Dataset items
——

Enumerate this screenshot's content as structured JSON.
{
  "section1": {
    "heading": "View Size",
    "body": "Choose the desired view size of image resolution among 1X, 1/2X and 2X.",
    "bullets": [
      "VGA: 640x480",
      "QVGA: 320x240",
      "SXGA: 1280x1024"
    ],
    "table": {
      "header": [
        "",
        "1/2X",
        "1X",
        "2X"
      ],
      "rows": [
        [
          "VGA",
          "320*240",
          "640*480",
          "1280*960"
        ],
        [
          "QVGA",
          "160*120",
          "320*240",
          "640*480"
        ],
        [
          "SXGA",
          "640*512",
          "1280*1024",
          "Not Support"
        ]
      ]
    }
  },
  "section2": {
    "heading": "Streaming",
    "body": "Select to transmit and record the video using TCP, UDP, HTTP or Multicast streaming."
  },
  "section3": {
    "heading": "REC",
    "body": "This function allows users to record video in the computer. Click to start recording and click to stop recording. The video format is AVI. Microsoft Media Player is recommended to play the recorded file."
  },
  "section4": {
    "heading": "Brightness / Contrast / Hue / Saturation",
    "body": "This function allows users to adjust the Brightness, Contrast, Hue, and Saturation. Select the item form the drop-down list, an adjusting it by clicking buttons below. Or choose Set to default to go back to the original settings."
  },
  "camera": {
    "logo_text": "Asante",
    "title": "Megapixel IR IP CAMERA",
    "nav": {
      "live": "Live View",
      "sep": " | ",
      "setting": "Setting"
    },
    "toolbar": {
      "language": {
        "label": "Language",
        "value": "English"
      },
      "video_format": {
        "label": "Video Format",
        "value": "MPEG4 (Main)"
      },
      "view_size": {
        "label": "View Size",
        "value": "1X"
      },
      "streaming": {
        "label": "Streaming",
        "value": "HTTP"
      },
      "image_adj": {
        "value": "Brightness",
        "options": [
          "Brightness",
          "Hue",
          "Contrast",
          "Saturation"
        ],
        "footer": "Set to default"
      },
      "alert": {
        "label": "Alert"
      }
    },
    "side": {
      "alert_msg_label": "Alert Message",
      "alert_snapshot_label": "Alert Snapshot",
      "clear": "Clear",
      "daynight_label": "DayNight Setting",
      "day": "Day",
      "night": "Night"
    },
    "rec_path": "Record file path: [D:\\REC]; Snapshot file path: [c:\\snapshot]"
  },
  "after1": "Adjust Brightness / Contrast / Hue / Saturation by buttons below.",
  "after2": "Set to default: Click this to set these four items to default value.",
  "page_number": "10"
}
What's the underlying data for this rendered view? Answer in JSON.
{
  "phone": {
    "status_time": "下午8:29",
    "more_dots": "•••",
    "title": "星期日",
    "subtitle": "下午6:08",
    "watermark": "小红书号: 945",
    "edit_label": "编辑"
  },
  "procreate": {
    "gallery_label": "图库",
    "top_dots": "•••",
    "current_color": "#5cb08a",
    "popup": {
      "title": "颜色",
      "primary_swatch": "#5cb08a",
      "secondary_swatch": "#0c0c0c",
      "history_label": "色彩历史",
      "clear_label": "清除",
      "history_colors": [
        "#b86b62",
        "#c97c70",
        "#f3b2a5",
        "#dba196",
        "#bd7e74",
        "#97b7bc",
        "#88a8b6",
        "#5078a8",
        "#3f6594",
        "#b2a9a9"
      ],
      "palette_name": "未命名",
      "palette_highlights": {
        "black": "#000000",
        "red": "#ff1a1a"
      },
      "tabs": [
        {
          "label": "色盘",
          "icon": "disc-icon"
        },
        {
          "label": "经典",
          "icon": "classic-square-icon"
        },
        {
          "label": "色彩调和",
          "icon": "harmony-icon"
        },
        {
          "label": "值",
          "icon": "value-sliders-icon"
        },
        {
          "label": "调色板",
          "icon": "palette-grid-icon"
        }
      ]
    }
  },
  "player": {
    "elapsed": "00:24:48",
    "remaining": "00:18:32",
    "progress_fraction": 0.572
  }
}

——

● What to do:
Print all of the entries exactly as they are written.

● Result for this exercise:
Enumerate this screenshot's content as structured JSON.
{
  "section1": {
    "heading": "View Size",
    "body": "Choose the desired view size of image resolution among 1X, 1/2X and 2X.",
    "bullets": [
      "VGA: 640x480",
      "QVGA: 320x240",
      "SXGA: 1280x1024"
    ],
    "table": {
      "header": [
        "",
        "1/2X",
        "1X",
        "2X"
      ],
      "rows": [
        [
          "VGA",
          "320*240",
          "640*480",
          "1280*960"
        ],
        [
          "QVGA",
          "160*120",
          "320*240",
          "640*480"
        ],
        [
          "SXGA",
          "640*512",
          "1280*1024",
          "Not Support"
        ]
      ]
    }
  },
  "section2": {
    "heading": "Streaming",
    "body": "Select to transmit and record the video using TCP, UDP, HTTP or Multicast streaming."
  },
  "section3": {
    "heading": "REC",
    "body": "This function allows users to record video in the computer. Click to start recording and click to stop recording. The video format is AVI. Microsoft Media Player is recommended to play the recorded file."
  },
  "section4": {
    "heading": "Brightness / Contrast / Hue / Saturation",
    "body": "This function allows users to adjust the Brightness, Contrast, Hue, and Saturation. Select the item form the drop-down list, an adjusting it by clicking buttons below. Or choose Set to default to go back to the original settings."
  },
  "camera": {
    "logo_text": "Asante",
    "title": "Megapixel IR IP CAMERA",
    "nav": {
      "live": "Live View",
      "sep": " | ",
      "setting": "Setting"
    },
    "toolbar": {
      "language": {
        "label": "Language",
        "value": "English"
      },
      "video_format": {
        "label": "Video Format",
        "value": "MPEG4 (Main)"
      },
      "view_size": {
        "label": "View Size",
        "value": "1X"
      },
      "streaming": {
        "label": "Streaming",
        "value": "HTTP"
      },
      "image_adj": {
        "value": "Brightness",
        "options": [
          "Brightness",
          "Hue",
          "Contrast",
          "Saturation"
        ],
        "footer": "Set to default"
      },
      "alert": {
        "label": "Alert"
      }
    },
    "side": {
      "alert_msg_label": "Alert Message",
      "alert_snapshot_label": "Alert Snapshot",
      "clear": "Clear",
      "daynight_label": "DayNight Setting",
      "day": "Day",
      "night": "Night"
    },
    "rec_path": "Record file path: [D:\\REC]; Snapshot file path: [c:\\snapshot]"
  },
  "after1": "Adjust Brightness / Contrast / Hue / Saturation by buttons below.",
  "after2": "Set to default: Click this to set these four items to default value.",
  "page_number": "10"
}
What's the underlying data for this rendered view? Answer in JSON.
{
  "phone": {
    "status_time": "下午8:29",
    "more_dots": "•••",
    "title": "星期日",
    "subtitle": "下午6:08",
    "watermark": "小红书号: 945",
    "edit_label": "编辑"
  },
  "procreate": {
    "gallery_label": "图库",
    "top_dots": "•••",
    "current_color": "#5cb08a",
    "popup": {
      "title": "颜色",
      "primary_swatch": "#5cb08a",
      "secondary_swatch": "#0c0c0c",
      "history_label": "色彩历史",
      "clear_label": "清除",
      "history_colors": [
        "#b86b62",
        "#c97c70",
        "#f3b2a5",
        "#dba196",
        "#bd7e74",
        "#97b7bc",
        "#88a8b6",
        "#5078a8",
        "#3f6594",
        "#b2a9a9"
      ],
      "palette_name": "未命名",
      "palette_highlights": {
        "black": "#000000",
        "red": "#ff1a1a"
      },
      "tabs": [
        {
          "label": "色盘",
          "icon": "disc-icon"
        },
        {
          "label": "经典",
          "icon": "classic-square-icon"
        },
        {
          "label": "色彩调和",
          "icon": "harmony-icon"
        },
        {
          "label": "值",
          "icon": "value-sliders-icon"
        },
        {
          "label": "调色板",
          "icon": "palette-grid-icon"
        }
      ]
    }
  },
  "player": {
    "elapsed": "00:24:48",
    "remaining": "00:18:32",
    "progress_fraction": 0.572
  }
}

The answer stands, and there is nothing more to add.